- [LISTED ENTRIES]:
--

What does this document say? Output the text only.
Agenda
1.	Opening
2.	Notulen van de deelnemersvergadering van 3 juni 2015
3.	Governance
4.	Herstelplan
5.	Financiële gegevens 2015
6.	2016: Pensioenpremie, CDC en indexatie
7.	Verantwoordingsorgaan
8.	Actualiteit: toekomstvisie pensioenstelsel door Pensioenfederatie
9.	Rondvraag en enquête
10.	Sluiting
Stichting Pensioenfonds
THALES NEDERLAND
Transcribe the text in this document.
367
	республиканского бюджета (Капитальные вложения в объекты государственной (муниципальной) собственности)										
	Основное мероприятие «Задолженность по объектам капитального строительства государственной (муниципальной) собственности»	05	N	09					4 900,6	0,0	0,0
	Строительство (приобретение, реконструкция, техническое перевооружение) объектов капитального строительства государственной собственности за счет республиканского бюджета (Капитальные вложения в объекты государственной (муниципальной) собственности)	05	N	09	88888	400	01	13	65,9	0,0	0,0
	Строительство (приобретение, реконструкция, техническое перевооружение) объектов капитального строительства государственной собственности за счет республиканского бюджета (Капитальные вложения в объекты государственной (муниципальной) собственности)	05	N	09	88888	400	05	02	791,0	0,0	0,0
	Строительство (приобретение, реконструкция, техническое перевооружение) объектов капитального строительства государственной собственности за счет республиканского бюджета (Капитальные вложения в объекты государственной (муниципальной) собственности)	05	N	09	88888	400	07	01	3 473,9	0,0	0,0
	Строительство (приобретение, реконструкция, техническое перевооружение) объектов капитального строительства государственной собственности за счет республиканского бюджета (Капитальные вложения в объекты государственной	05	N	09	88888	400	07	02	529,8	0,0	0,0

--

Copy the entries above exactly, leaving none out.

What does this document say? Output the text only.
Agenda
1.	Opening
2.	Notulen van de deelnemersvergadering van 3 juni 2015
3.	Governance
4.	Herstelplan
5.	Financiële gegevens 2015
6.	2016: Pensioenpremie, CDC en indexatie
7.	Verantwoordingsorgaan
8.	Actualiteit: toekomstvisie pensioenstelsel door Pensioenfederatie
9.	Rondvraag en enquête
10.	Sluiting
Stichting Pensioenfonds
THALES NEDERLAND
Transcribe the text in this document.
367
	республиканского бюджета (Капитальные вложения в объекты государственной (муниципальной) собственности)										
	Основное мероприятие «Задолженность по объектам капитального строительства государственной (муниципальной) собственности»	05	N	09					4 900,6	0,0	0,0
	Строительство (приобретение, реконструкция, техническое перевооружение) объектов капитального строительства государственной собственности за счет республиканского бюджета (Капитальные вложения в объекты государственной (муниципальной) собственности)	05	N	09	88888	400	01	13	65,9	0,0	0,0
	Строительство (приобретение, реконструкция, техническое перевооружение) объектов капитального строительства государственной собственности за счет республиканского бюджета (Капитальные вложения в объекты государственной (муниципальной) собственности)	05	N	09	88888	400	05	02	791,0	0,0	0,0
	Строительство (приобретение, реконструкция, техническое перевооружение) объектов капитального строительства государственной собственности за счет республиканского бюджета (Капитальные вложения в объекты государственной (муниципальной) собственности)	05	N	09	88888	400	07	01	3 473,9	0,0	0,0
	Строительство (приобретение, реконструкция, техническое перевооружение) объектов капитального строительства государственной собственности за счет республиканского бюджета (Капитальные вложения в объекты государственной	05	N	09	88888	400	07	02	529,8	0,0	0,0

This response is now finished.